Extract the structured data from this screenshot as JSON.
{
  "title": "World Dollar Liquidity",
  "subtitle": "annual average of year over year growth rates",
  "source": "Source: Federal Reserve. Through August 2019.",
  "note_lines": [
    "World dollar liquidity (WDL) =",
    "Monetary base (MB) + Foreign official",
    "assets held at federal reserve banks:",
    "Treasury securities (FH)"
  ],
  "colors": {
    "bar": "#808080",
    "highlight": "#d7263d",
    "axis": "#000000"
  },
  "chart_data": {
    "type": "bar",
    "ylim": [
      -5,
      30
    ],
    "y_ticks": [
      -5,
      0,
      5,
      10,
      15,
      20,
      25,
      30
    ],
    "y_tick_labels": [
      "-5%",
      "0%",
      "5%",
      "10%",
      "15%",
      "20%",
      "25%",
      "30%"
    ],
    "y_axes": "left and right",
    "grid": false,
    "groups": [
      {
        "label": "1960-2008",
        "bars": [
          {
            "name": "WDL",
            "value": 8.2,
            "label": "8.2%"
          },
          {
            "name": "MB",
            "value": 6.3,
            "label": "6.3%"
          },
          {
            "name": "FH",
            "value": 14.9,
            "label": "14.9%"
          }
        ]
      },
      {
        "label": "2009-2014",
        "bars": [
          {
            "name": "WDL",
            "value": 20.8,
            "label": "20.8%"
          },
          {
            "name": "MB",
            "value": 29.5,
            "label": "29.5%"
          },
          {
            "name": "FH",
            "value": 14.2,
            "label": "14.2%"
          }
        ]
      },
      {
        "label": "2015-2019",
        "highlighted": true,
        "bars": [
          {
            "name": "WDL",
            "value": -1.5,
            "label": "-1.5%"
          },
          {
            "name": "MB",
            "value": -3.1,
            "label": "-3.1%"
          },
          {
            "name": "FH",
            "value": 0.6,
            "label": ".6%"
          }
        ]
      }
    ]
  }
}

□ □ □

» **Goal**
Every line above should be printed again exactly as it stands.

» **Result of the exercise**
Extract the structured data from this screenshot as JSON.
{
  "title": "World Dollar Liquidity",
  "subtitle": "annual average of year over year growth rates",
  "source": "Source: Federal Reserve. Through August 2019.",
  "note_lines": [
    "World dollar liquidity (WDL) =",
    "Monetary base (MB) + Foreign official",
    "assets held at federal reserve banks:",
    "Treasury securities (FH)"
  ],
  "colors": {
    "bar": "#808080",
    "highlight": "#d7263d",
    "axis": "#000000"
  },
  "chart_data": {
    "type": "bar",
    "ylim": [
      -5,
      30
    ],
    "y_ticks": [
      -5,
      0,
      5,
      10,
      15,
      20,
      25,
      30
    ],
    "y_tick_labels": [
      "-5%",
      "0%",
      "5%",
      "10%",
      "15%",
      "20%",
      "25%",
      "30%"
    ],
    "y_axes": "left and right",
    "grid": false,
    "groups": [
      {
        "label": "1960-2008",
        "bars": [
          {
            "name": "WDL",
            "value": 8.2,
            "label": "8.2%"
          },
          {
            "name": "MB",
            "value": 6.3,
            "label": "6.3%"
          },
          {
            "name": "FH",
            "value": 14.9,
            "label": "14.9%"
          }
        ]
      },
      {
        "label": "2009-2014",
        "bars": [
          {
            "name": "WDL",
            "value": 20.8,
            "label": "20.8%"
          },
          {
            "name": "MB",
            "value": 29.5,
            "label": "29.5%"
          },
          {
            "name": "FH",
            "value": 14.2,
            "label": "14.2%"
          }
        ]
      },
      {
        "label": "2015-2019",
        "highlighted": true,
        "bars": [
          {
            "name": "WDL",
            "value": -1.5,
            "label": "-1.5%"
          },
          {
            "name": "MB",
            "value": -3.1,
            "label": "-3.1%"
          },
          {
            "name": "FH",
            "value": 0.6,
            "label": ".6%"
          }
        ]
      }
    ]
  }
}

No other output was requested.